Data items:
++++++

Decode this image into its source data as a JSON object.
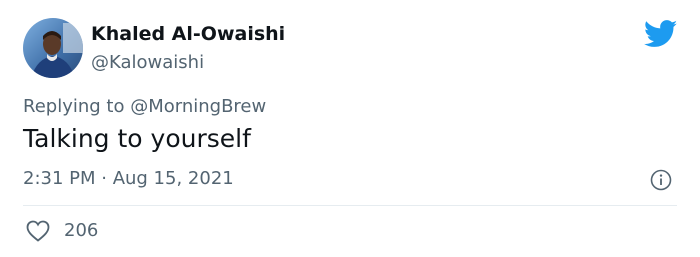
{
  "tweet": {
    "author_name": "Khaled Al-Owaishi",
    "author_handle": "@Kalowaishi",
    "reply_prefix": "Replying to ",
    "reply_to": "@MorningBrew",
    "text": "Talking to yourself",
    "timestamp": "2:31 PM · Aug 15, 2021",
    "like_count": "206"
  },
  "icons": {
    "brand": "twitter-bird-icon",
    "info": "info-icon",
    "like": "heart-icon"
  },
  "colors": {
    "brand_blue": "#1d9bf0",
    "text_primary": "#0f1419",
    "text_secondary": "#536471"
  }
}
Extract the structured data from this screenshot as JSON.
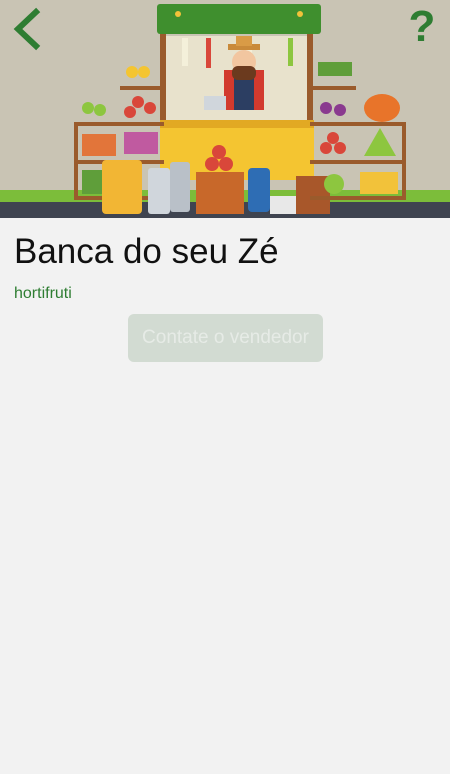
{
  "header": {
    "back_icon": "chevron-left-icon",
    "help_label": "?",
    "accent_color": "#2e7d32"
  },
  "stall": {
    "name": "Banca do seu Zé",
    "category": "hortifruti"
  },
  "actions": {
    "contact_label": "Contate o vendedor",
    "contact_enabled": false
  }
}
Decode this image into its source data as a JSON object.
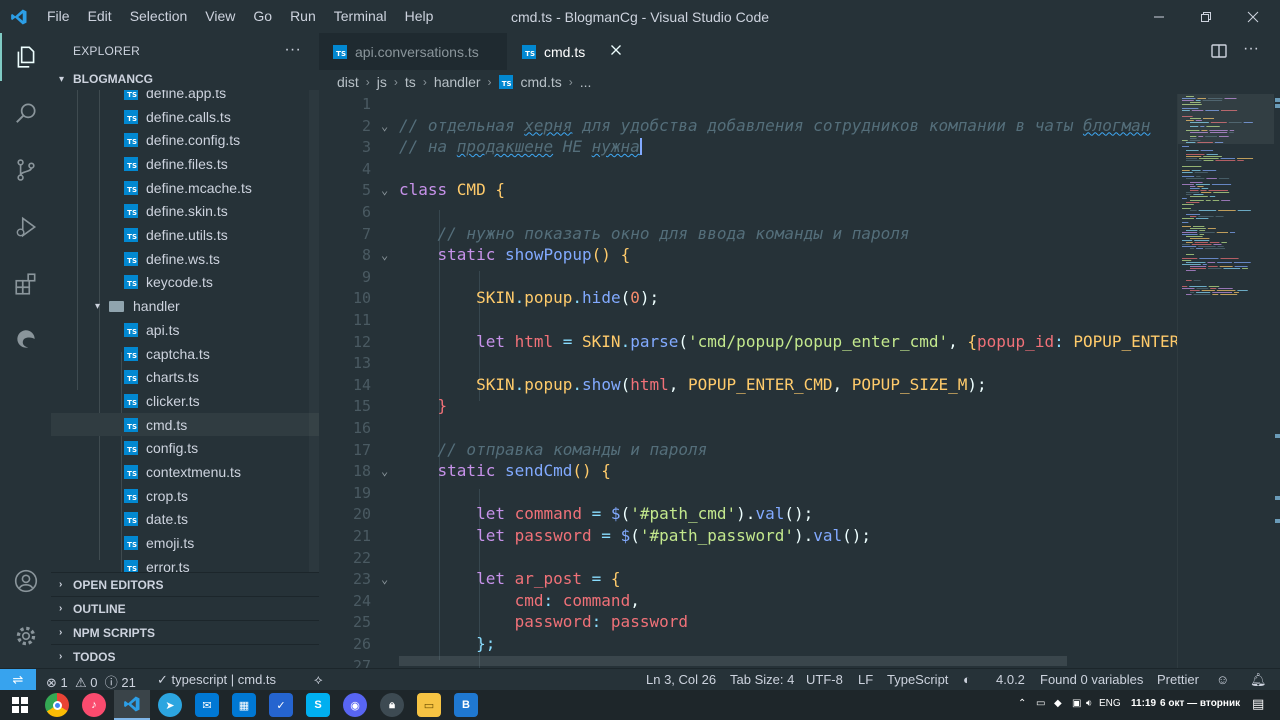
{
  "window": {
    "title": "cmd.ts - BlogmanCg - Visual Studio Code",
    "menu": [
      "File",
      "Edit",
      "Selection",
      "View",
      "Go",
      "Run",
      "Terminal",
      "Help"
    ]
  },
  "sidebar": {
    "header": "EXPLORER",
    "more": "···",
    "project": "BLOGMANCG",
    "files": [
      {
        "name": "define.app.ts",
        "type": "ts"
      },
      {
        "name": "define.calls.ts",
        "type": "ts"
      },
      {
        "name": "define.config.ts",
        "type": "ts"
      },
      {
        "name": "define.files.ts",
        "type": "ts"
      },
      {
        "name": "define.mcache.ts",
        "type": "ts"
      },
      {
        "name": "define.skin.ts",
        "type": "ts"
      },
      {
        "name": "define.utils.ts",
        "type": "ts"
      },
      {
        "name": "define.ws.ts",
        "type": "ts"
      },
      {
        "name": "keycode.ts",
        "type": "ts"
      },
      {
        "name": "handler",
        "type": "folder"
      },
      {
        "name": "api.ts",
        "type": "ts"
      },
      {
        "name": "captcha.ts",
        "type": "ts"
      },
      {
        "name": "charts.ts",
        "type": "ts"
      },
      {
        "name": "clicker.ts",
        "type": "ts"
      },
      {
        "name": "cmd.ts",
        "type": "ts",
        "selected": true
      },
      {
        "name": "config.ts",
        "type": "ts"
      },
      {
        "name": "contextmenu.ts",
        "type": "ts"
      },
      {
        "name": "crop.ts",
        "type": "ts"
      },
      {
        "name": "date.ts",
        "type": "ts"
      },
      {
        "name": "emoji.ts",
        "type": "ts"
      },
      {
        "name": "error.ts",
        "type": "ts"
      }
    ],
    "sections": [
      "OPEN EDITORS",
      "OUTLINE",
      "NPM SCRIPTS",
      "TODOS"
    ]
  },
  "tabs": [
    {
      "label": "api.conversations.ts",
      "active": false
    },
    {
      "label": "cmd.ts",
      "active": true
    }
  ],
  "breadcrumb": [
    "dist",
    "js",
    "ts",
    "handler",
    "cmd.ts",
    "..."
  ],
  "editor": {
    "line_numbers": [
      "1",
      "2",
      "3",
      "4",
      "5",
      "6",
      "7",
      "8",
      "9",
      "10",
      "11",
      "12",
      "13",
      "14",
      "15",
      "16",
      "17",
      "18",
      "19",
      "20",
      "21",
      "22",
      "23",
      "24",
      "25",
      "26",
      "27"
    ],
    "lines": [
      [],
      [
        {
          "t": "// отдельная ",
          "c": "com"
        },
        {
          "t": "херня",
          "c": "com",
          "sq": true
        },
        {
          "t": " для удобства добавления сотрудников компании в чаты ",
          "c": "com"
        },
        {
          "t": "блогман",
          "c": "com",
          "sq": true
        }
      ],
      [
        {
          "t": "// на ",
          "c": "com"
        },
        {
          "t": "продакшене",
          "c": "com",
          "sq": true
        },
        {
          "t": " НЕ ",
          "c": "com"
        },
        {
          "t": "нужна",
          "c": "com",
          "sq": true
        }
      ],
      [],
      [
        {
          "t": "class ",
          "c": "kw"
        },
        {
          "t": "CMD ",
          "c": "cls"
        },
        {
          "t": "{",
          "c": "cls"
        }
      ],
      [],
      [
        {
          "t": "    // нужно показать окно для ввода команды и пароля",
          "c": "com"
        }
      ],
      [
        {
          "t": "    static ",
          "c": "kw"
        },
        {
          "t": "showPopup",
          "c": "fn"
        },
        {
          "t": "() {",
          "c": "cls"
        }
      ],
      [],
      [
        {
          "t": "        SKIN",
          "c": "cls"
        },
        {
          "t": ".",
          "c": "pun"
        },
        {
          "t": "popup",
          "c": "cls"
        },
        {
          "t": ".",
          "c": "pun"
        },
        {
          "t": "hide",
          "c": "fn"
        },
        {
          "t": "(",
          "c": "plain"
        },
        {
          "t": "0",
          "c": "num"
        },
        {
          "t": ");",
          "c": "plain"
        }
      ],
      [],
      [
        {
          "t": "        let ",
          "c": "kw"
        },
        {
          "t": "html ",
          "c": "var"
        },
        {
          "t": "= ",
          "c": "pun"
        },
        {
          "t": "SKIN",
          "c": "cls"
        },
        {
          "t": ".",
          "c": "pun"
        },
        {
          "t": "parse",
          "c": "fn"
        },
        {
          "t": "(",
          "c": "plain"
        },
        {
          "t": "'cmd/popup/popup_enter_cmd'",
          "c": "str"
        },
        {
          "t": ", ",
          "c": "plain"
        },
        {
          "t": "{",
          "c": "cls"
        },
        {
          "t": "popup_id",
          "c": "var"
        },
        {
          "t": ": ",
          "c": "pun"
        },
        {
          "t": "POPUP_ENTER_CMD",
          "c": "cls"
        }
      ],
      [],
      [
        {
          "t": "        SKIN",
          "c": "cls"
        },
        {
          "t": ".",
          "c": "pun"
        },
        {
          "t": "popup",
          "c": "cls"
        },
        {
          "t": ".",
          "c": "pun"
        },
        {
          "t": "show",
          "c": "fn"
        },
        {
          "t": "(",
          "c": "plain"
        },
        {
          "t": "html",
          "c": "var"
        },
        {
          "t": ", ",
          "c": "plain"
        },
        {
          "t": "POPUP_ENTER_CMD",
          "c": "cls"
        },
        {
          "t": ", ",
          "c": "plain"
        },
        {
          "t": "POPUP_SIZE_M",
          "c": "cls"
        },
        {
          "t": ");",
          "c": "plain"
        }
      ],
      [
        {
          "t": "    }",
          "c": "var"
        }
      ],
      [],
      [
        {
          "t": "    // отправка команды и пароля",
          "c": "com"
        }
      ],
      [
        {
          "t": "    static ",
          "c": "kw"
        },
        {
          "t": "sendCmd",
          "c": "fn"
        },
        {
          "t": "() {",
          "c": "cls"
        }
      ],
      [],
      [
        {
          "t": "        let ",
          "c": "kw"
        },
        {
          "t": "command ",
          "c": "var"
        },
        {
          "t": "= ",
          "c": "pun"
        },
        {
          "t": "$",
          "c": "fn"
        },
        {
          "t": "(",
          "c": "plain"
        },
        {
          "t": "'#path_cmd'",
          "c": "str"
        },
        {
          "t": ").",
          "c": "plain"
        },
        {
          "t": "val",
          "c": "fn"
        },
        {
          "t": "();",
          "c": "plain"
        }
      ],
      [
        {
          "t": "        let ",
          "c": "kw"
        },
        {
          "t": "password ",
          "c": "var"
        },
        {
          "t": "= ",
          "c": "pun"
        },
        {
          "t": "$",
          "c": "fn"
        },
        {
          "t": "(",
          "c": "plain"
        },
        {
          "t": "'#path_password'",
          "c": "str"
        },
        {
          "t": ").",
          "c": "plain"
        },
        {
          "t": "val",
          "c": "fn"
        },
        {
          "t": "();",
          "c": "plain"
        }
      ],
      [],
      [
        {
          "t": "        let ",
          "c": "kw"
        },
        {
          "t": "ar_post ",
          "c": "var"
        },
        {
          "t": "= ",
          "c": "pun"
        },
        {
          "t": "{",
          "c": "cls"
        }
      ],
      [
        {
          "t": "            cmd",
          "c": "var"
        },
        {
          "t": ": ",
          "c": "pun"
        },
        {
          "t": "command",
          "c": "var"
        },
        {
          "t": ",",
          "c": "plain"
        }
      ],
      [
        {
          "t": "            password",
          "c": "var"
        },
        {
          "t": ": ",
          "c": "pun"
        },
        {
          "t": "password",
          "c": "var"
        }
      ],
      [
        {
          "t": "        };",
          "c": "pun"
        }
      ],
      []
    ],
    "fold_lines": [
      "2",
      "5",
      "8",
      "18",
      "23"
    ]
  },
  "status": {
    "problems_errors": "1",
    "problems_warnings": "0",
    "problems_info": "21",
    "language_scope": "typescript | ",
    "file_scope": "cmd.ts",
    "position": "Ln 3, Col 26",
    "tab_size": "Tab Size: 4",
    "encoding": "UTF-8",
    "eol": "LF",
    "language": "TypeScript",
    "ts_version": "4.0.2",
    "variables": "Found 0 variables",
    "formatter": "Prettier"
  },
  "taskbar": {
    "lang": "ENG",
    "time": "11:19",
    "date": "6 окт — вторник"
  },
  "colors": {
    "bg": "#263238",
    "accent": "#80cbc4",
    "remote": "#37a3ee",
    "ts_icon": "#0288d1"
  }
}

++++++

◆ WHAT TO WORK ON
Only the number should be given: how many lines of the data contain the word "пароля"?

◆ WRITTEN SOLUTION
2